** SUPPLIED DATA **

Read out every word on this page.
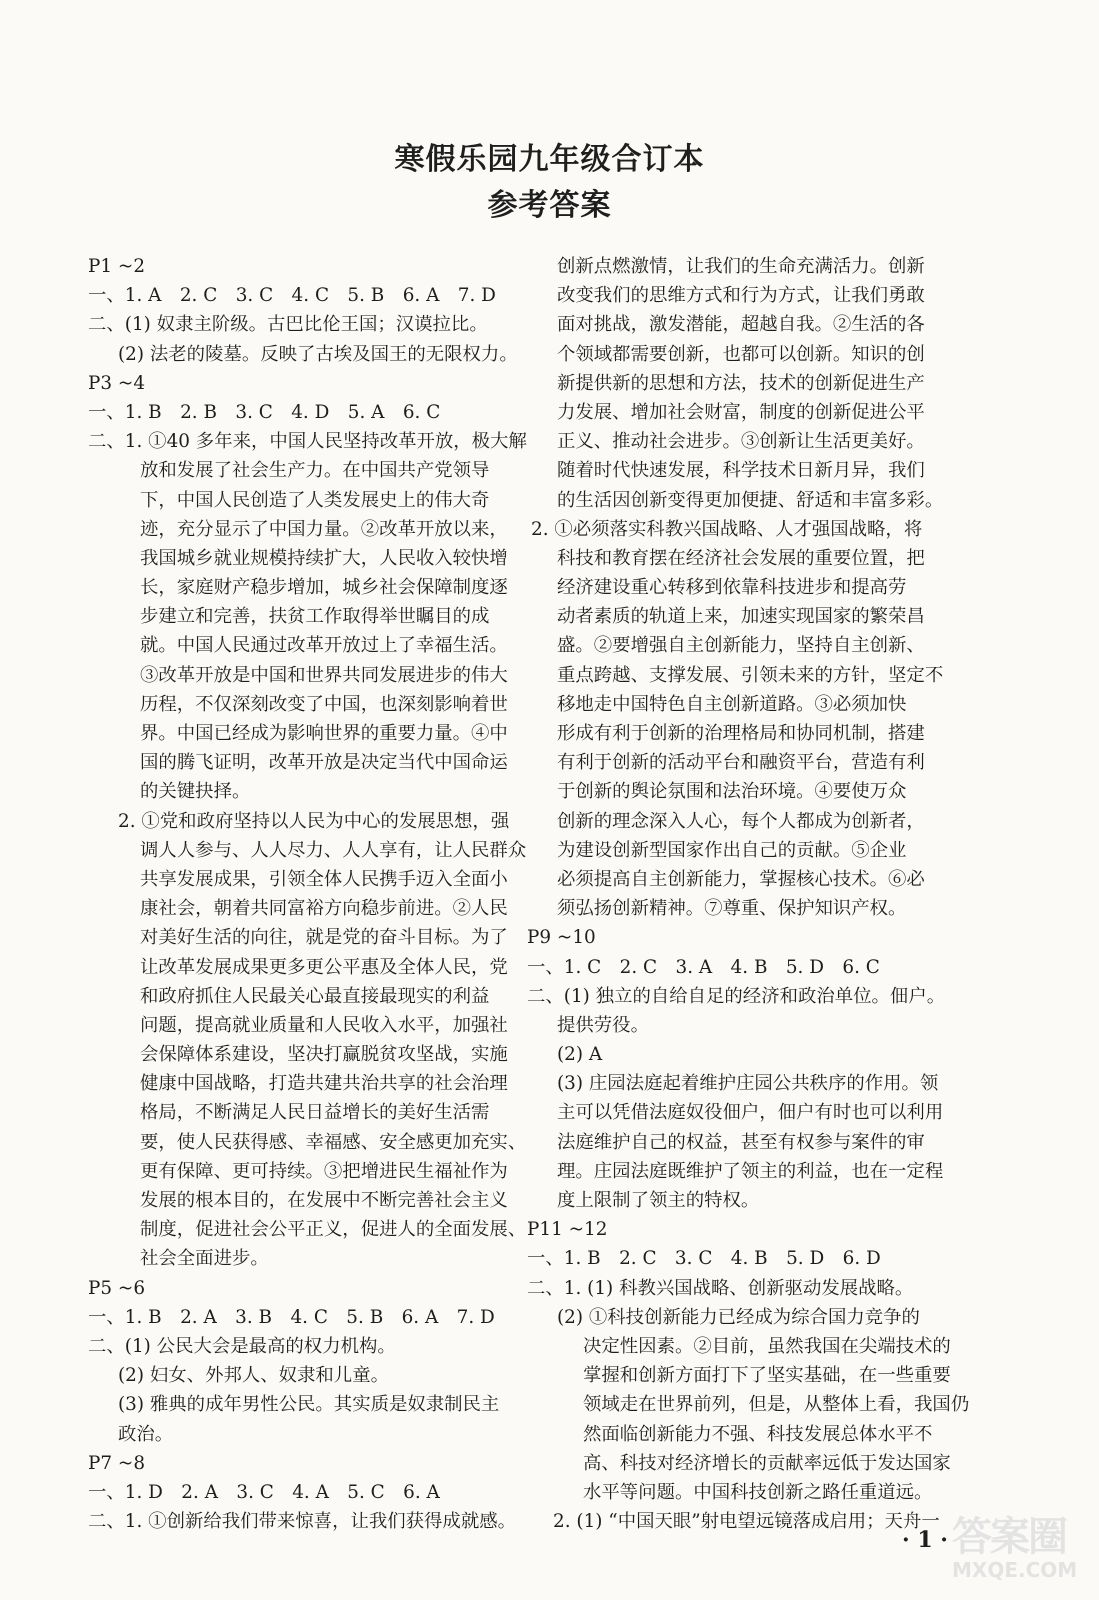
寒假乐园九年级合订本
参考答案
P1 ~2
一、1. A　2. C　3. C　4. C　5. B　6. A　7. D
二、(1) 奴隶主阶级。古巴比伦王国；汉谟拉比。
(2) 法老的陵墓。反映了古埃及国王的无限权力。
P3 ~4
一、1. B　2. B　3. C　4. D　5. A　6. C
二、1. ①40 多年来，中国人民坚持改革开放，极大解
放和发展了社会生产力。在中国共产党领导
下，中国人民创造了人类发展史上的伟大奇
迹，充分显示了中国力量。②改革开放以来，
我国城乡就业规模持续扩大，人民收入较快增
长，家庭财产稳步增加，城乡社会保障制度逐
步建立和完善，扶贫工作取得举世瞩目的成
就。中国人民通过改革开放过上了幸福生活。
③改革开放是中国和世界共同发展进步的伟大
历程，不仅深刻改变了中国，也深刻影响着世
界。中国已经成为影响世界的重要力量。④中
国的腾飞证明，改革开放是决定当代中国命运
的关键抉择。
2. ①党和政府坚持以人民为中心的发展思想，强
调人人参与、人人尽力、人人享有，让人民群众
共享发展成果，引领全体人民携手迈入全面小
康社会，朝着共同富裕方向稳步前进。②人民
对美好生活的向往，就是党的奋斗目标。为了
让改革发展成果更多更公平惠及全体人民，党
和政府抓住人民最关心最直接最现实的利益
问题，提高就业质量和人民收入水平，加强社
会保障体系建设，坚决打赢脱贫攻坚战，实施
健康中国战略，打造共建共治共享的社会治理
格局，不断满足人民日益增长的美好生活需
要，使人民获得感、幸福感、安全感更加充实、
更有保障、更可持续。③把增进民生福祉作为
发展的根本目的，在发展中不断完善社会主义
制度，促进社会公平正义，促进人的全面发展、
社会全面进步。
P5 ~6
一、1. B　2. A　3. B　4. C　5. B　6. A　7. D
二、(1) 公民大会是最高的权力机构。
(2) 妇女、外邦人、奴隶和儿童。
(3) 雅典的成年男性公民。其实质是奴隶制民主
政治。
P7 ~8
一、1. D　2. A　3. C　4. A　5. C　6. A
二、1. ①创新给我们带来惊喜，让我们获得成就感。
创新点燃激情，让我们的生命充满活力。创新
改变我们的思维方式和行为方式，让我们勇敢
面对挑战，激发潜能，超越自我。②生活的各
个领域都需要创新，也都可以创新。知识的创
新提供新的思想和方法，技术的创新促进生产
力发展、增加社会财富，制度的创新促进公平
正义、推动社会进步。③创新让生活更美好。
随着时代快速发展，科学技术日新月异，我们
的生活因创新变得更加便捷、舒适和丰富多彩。
2. ①必须落实科教兴国战略、人才强国战略，将
科技和教育摆在经济社会发展的重要位置，把
经济建设重心转移到依靠科技进步和提高劳
动者素质的轨道上来，加速实现国家的繁荣昌
盛。②要增强自主创新能力，坚持自主创新、
重点跨越、支撑发展、引领未来的方针，坚定不
移地走中国特色自主创新道路。③必须加快
形成有利于创新的治理格局和协同机制，搭建
有利于创新的活动平台和融资平台，营造有利
于创新的舆论氛围和法治环境。④要使万众
创新的理念深入人心，每个人都成为创新者，
为建设创新型国家作出自己的贡献。⑤企业
必须提高自主创新能力，掌握核心技术。⑥必
须弘扬创新精神。⑦尊重、保护知识产权。
P9 ~10
一、1. C　2. C　3. A　4. B　5. D　6. C
二、(1) 独立的自给自足的经济和政治单位。佃户。
提供劳役。
(2) A
(3) 庄园法庭起着维护庄园公共秩序的作用。领
主可以凭借法庭奴役佃户，佃户有时也可以利用
法庭维护自己的权益，甚至有权参与案件的审
理。庄园法庭既维护了领主的利益，也在一定程
度上限制了领主的特权。
P11 ~12
一、1. B　2. C　3. C　4. B　5. D　6. D
二、1. (1) 科教兴国战略、创新驱动发展战略。
(2) ①科技创新能力已经成为综合国力竞争的
决定性因素。②目前，虽然我国在尖端技术的
掌握和创新方面打下了坚实基础，在一些重要
领域走在世界前列，但是，从整体上看，我国仍
然面临创新能力不强、科技发展总体水平不
高、科技对经济增长的贡献率远低于发达国家
水平等问题。中国科技创新之路任重道远。
2. (1) “中国天眼”射电望远镜落成启用；天舟一
· 1 · 答案圈
MXQE.COM
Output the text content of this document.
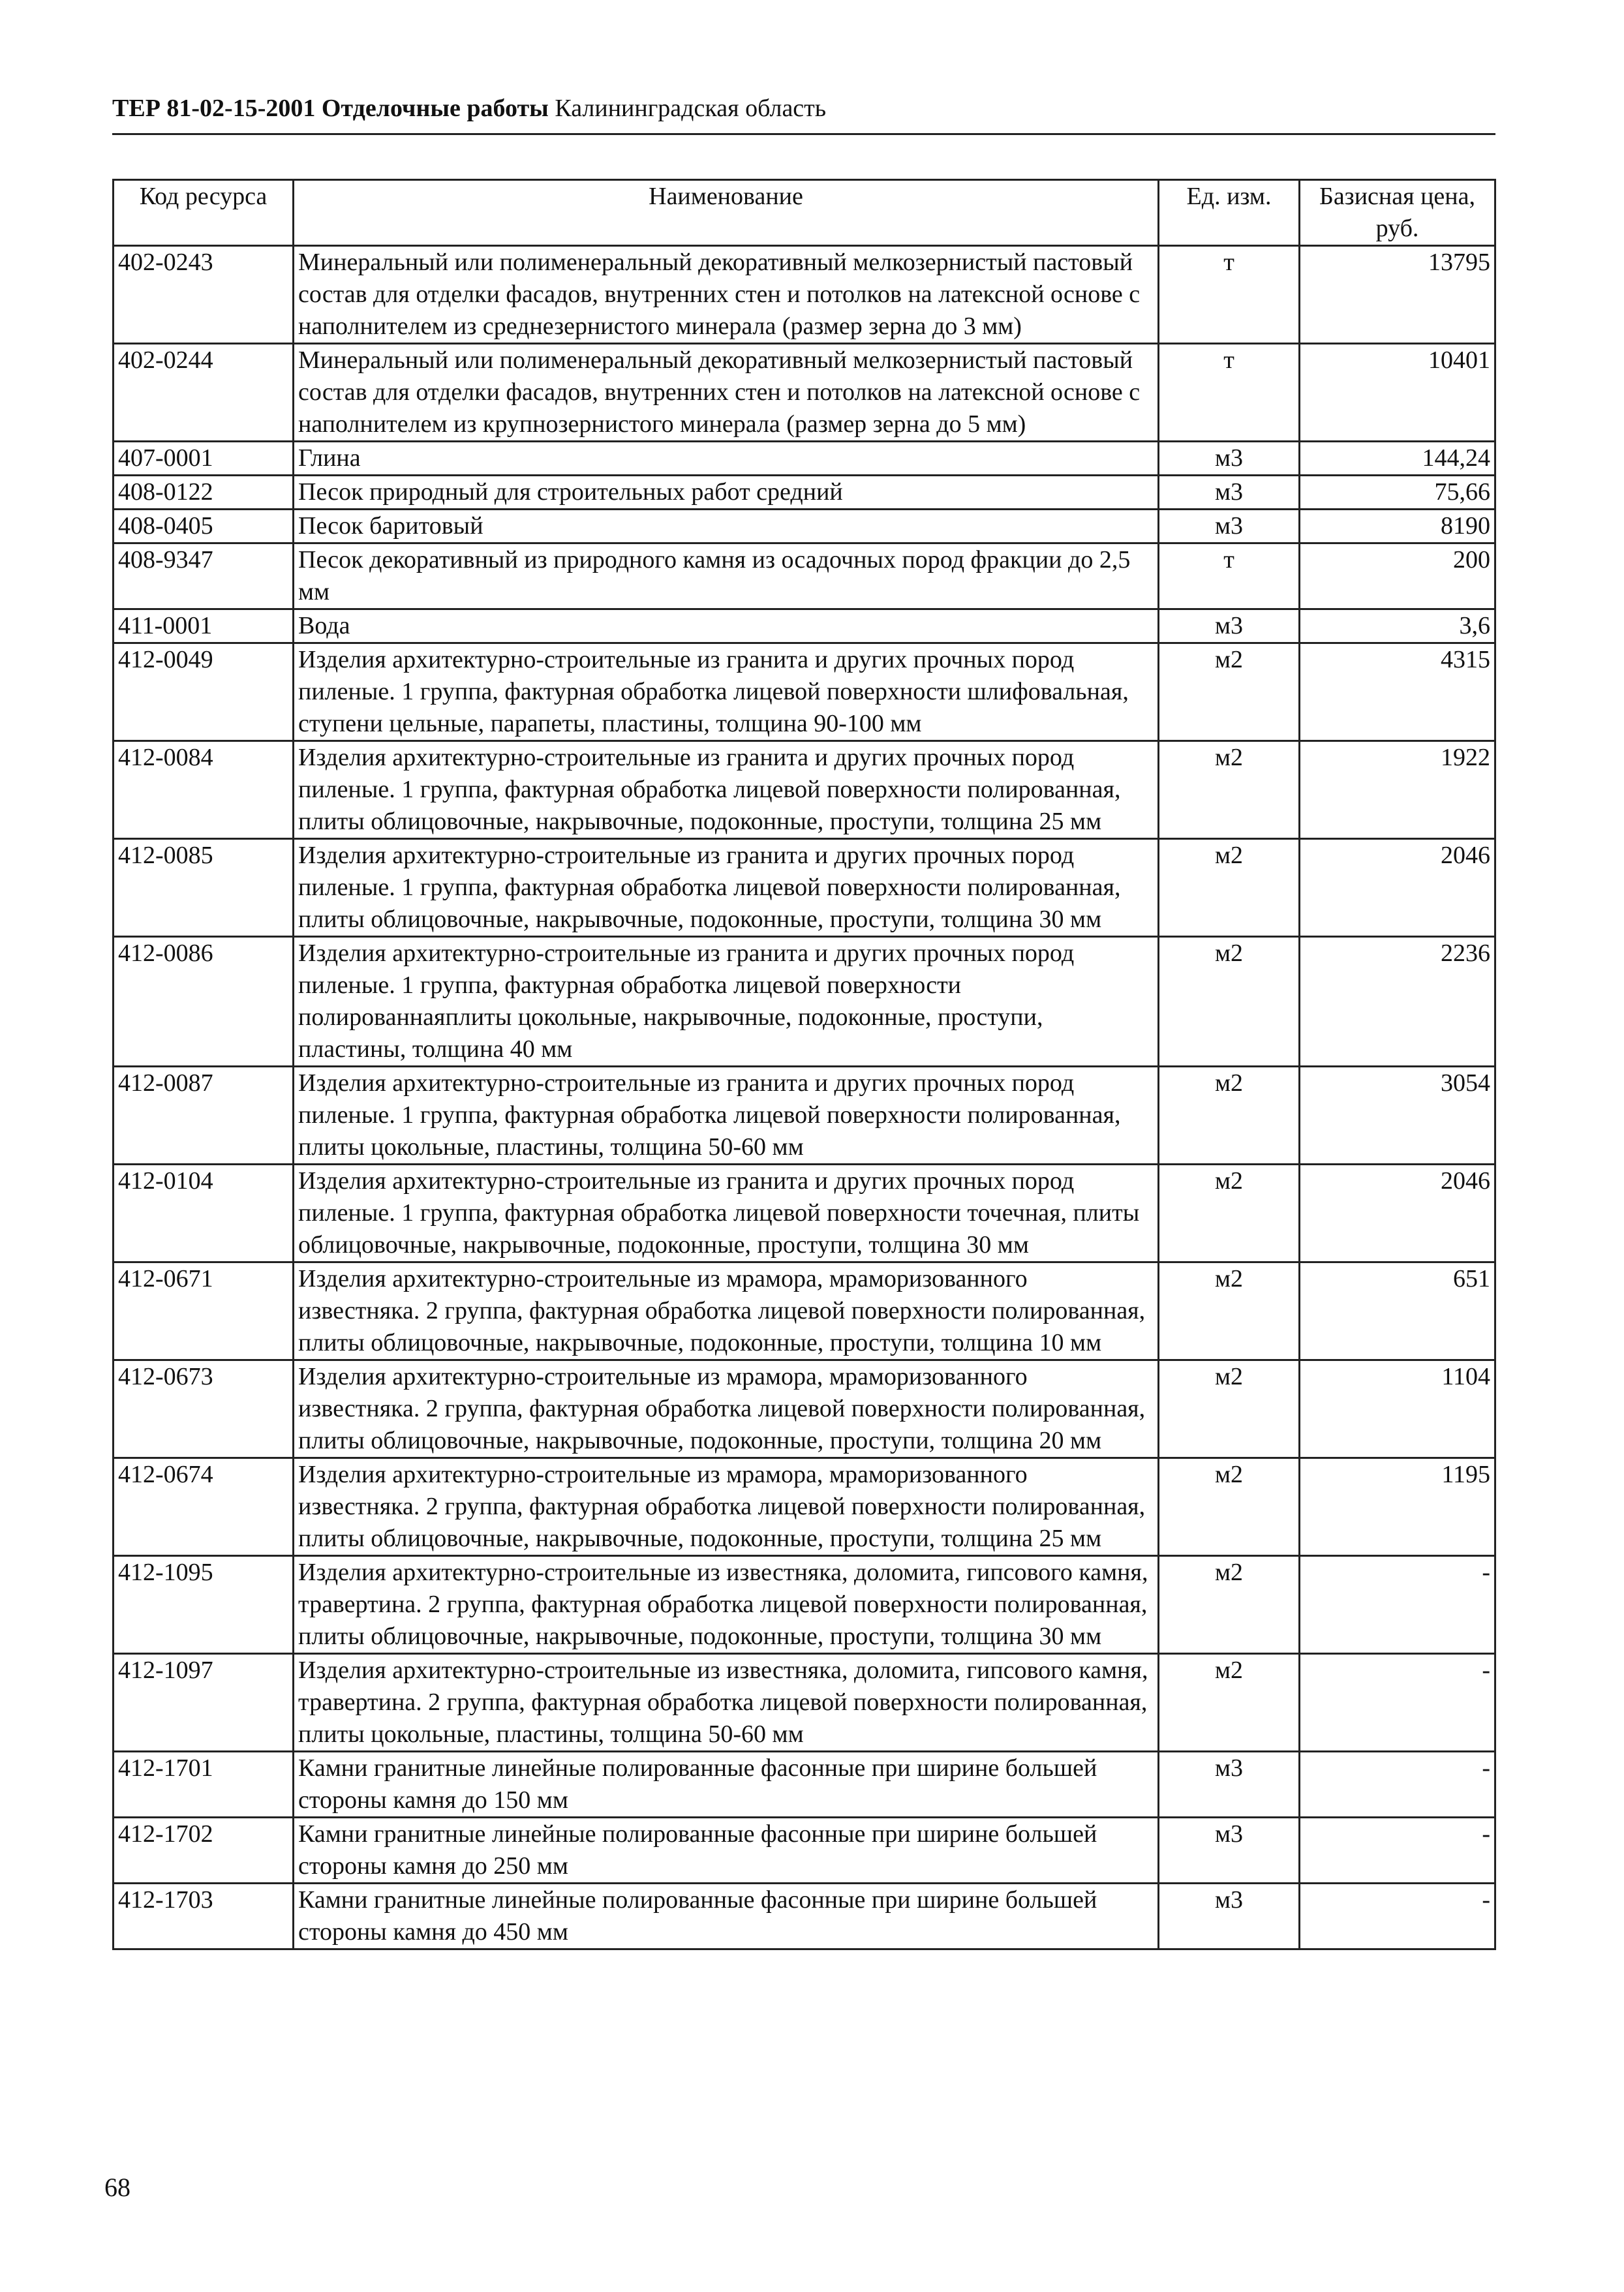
ТЕР 81-02-15-2001 Отделочные работы Калининградская область
Код ресурса	Наименование	Ед. изм.	Базисная цена, руб.
402-0243	Минеральный или полименеральный декоративный мелкозернистый пастовый состав для отделки фасадов, внутренних стен и потолков на латексной основе с наполнителем из среднезернистого минерала (размер зерна до 3 мм)	т	13795
402-0244	Минеральный или полименеральный декоративный мелкозернистый пастовый состав для отделки фасадов, внутренних стен и потолков на латексной основе с наполнителем из крупнозернистого минерала (размер зерна до 5 мм)	т	10401
407-0001	Глина	м3	144,24
408-0122	Песок природный для строительных работ средний	м3	75,66
408-0405	Песок баритовый	м3	8190
408-9347	Песок декоративный из природного камня из осадочных пород фракции до 2,5 мм	т	200
411-0001	Вода	м3	3,6
412-0049	Изделия архитектурно-строительные из гранита и других прочных пород пиленые. 1 группа, фактурная обработка лицевой поверхности шлифовальная, ступени цельные, парапеты, пластины, толщина 90-100 мм	м2	4315
412-0084	Изделия архитектурно-строительные из гранита и других прочных пород пиленые. 1 группа, фактурная обработка лицевой поверхности полированная, плиты облицовочные, накрывочные, подоконные, проступи, толщина 25 мм	м2	1922
412-0085	Изделия архитектурно-строительные из гранита и других прочных пород пиленые. 1 группа, фактурная обработка лицевой поверхности полированная, плиты облицовочные, накрывочные, подоконные, проступи, толщина 30 мм	м2	2046
412-0086	Изделия архитектурно-строительные из гранита и других прочных пород пиленые. 1 группа, фактурная обработка лицевой поверхности полированнаяплиты цокольные, накрывочные, подоконные, проступи, пластины, толщина 40 мм	м2	2236
412-0087	Изделия архитектурно-строительные из гранита и других прочных пород пиленые. 1 группа, фактурная обработка лицевой поверхности полированная, плиты цокольные, пластины, толщина 50-60 мм	м2	3054
412-0104	Изделия архитектурно-строительные из гранита и других прочных пород пиленые. 1 группа, фактурная обработка лицевой поверхности точечная, плиты облицовочные, накрывочные, подоконные, проступи, толщина 30 мм	м2	2046
412-0671	Изделия архитектурно-строительные из мрамора, мраморизованного известняка. 2 группа, фактурная обработка лицевой поверхности полированная, плиты облицовочные, накрывочные, подоконные, проступи, толщина 10 мм	м2	651
412-0673	Изделия архитектурно-строительные из мрамора, мраморизованного известняка. 2 группа, фактурная обработка лицевой поверхности полированная, плиты облицовочные, накрывочные, подоконные, проступи, толщина 20 мм	м2	1104
412-0674	Изделия архитектурно-строительные из мрамора, мраморизованного известняка. 2 группа, фактурная обработка лицевой поверхности полированная, плиты облицовочные, накрывочные, подоконные, проступи, толщина 25 мм	м2	1195
412-1095	Изделия архитектурно-строительные из известняка, доломита, гипсового камня, травертина. 2 группа, фактурная обработка лицевой поверхности полированная, плиты облицовочные, накрывочные, подоконные, проступи, толщина 30 мм	м2	-
412-1097	Изделия архитектурно-строительные из известняка, доломита, гипсового камня, травертина. 2 группа, фактурная обработка лицевой поверхности полированная, плиты цокольные, пластины, толщина 50-60 мм	м2	-
412-1701	Камни гранитные линейные полированные фасонные при ширине большей стороны камня до 150 мм	м3	-
412-1702	Камни гранитные линейные полированные фасонные при ширине большей стороны камня до 250 мм	м3	-
412-1703	Камни гранитные линейные полированные фасонные при ширине большей стороны камня до 450 мм	м3	-
68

** GOAL OF THE EXERCISE **
Look through the entries above; copy every line holding the string "Песок".

** FULL OUTPUT **
408-0122	Песок природный для строительных работ средний	м3	75,66
408-0405	Песок баритовый	м3	8190
408-9347	Песок декоративный из природного камня из осадочных пород фракции до 2,5 мм	т	200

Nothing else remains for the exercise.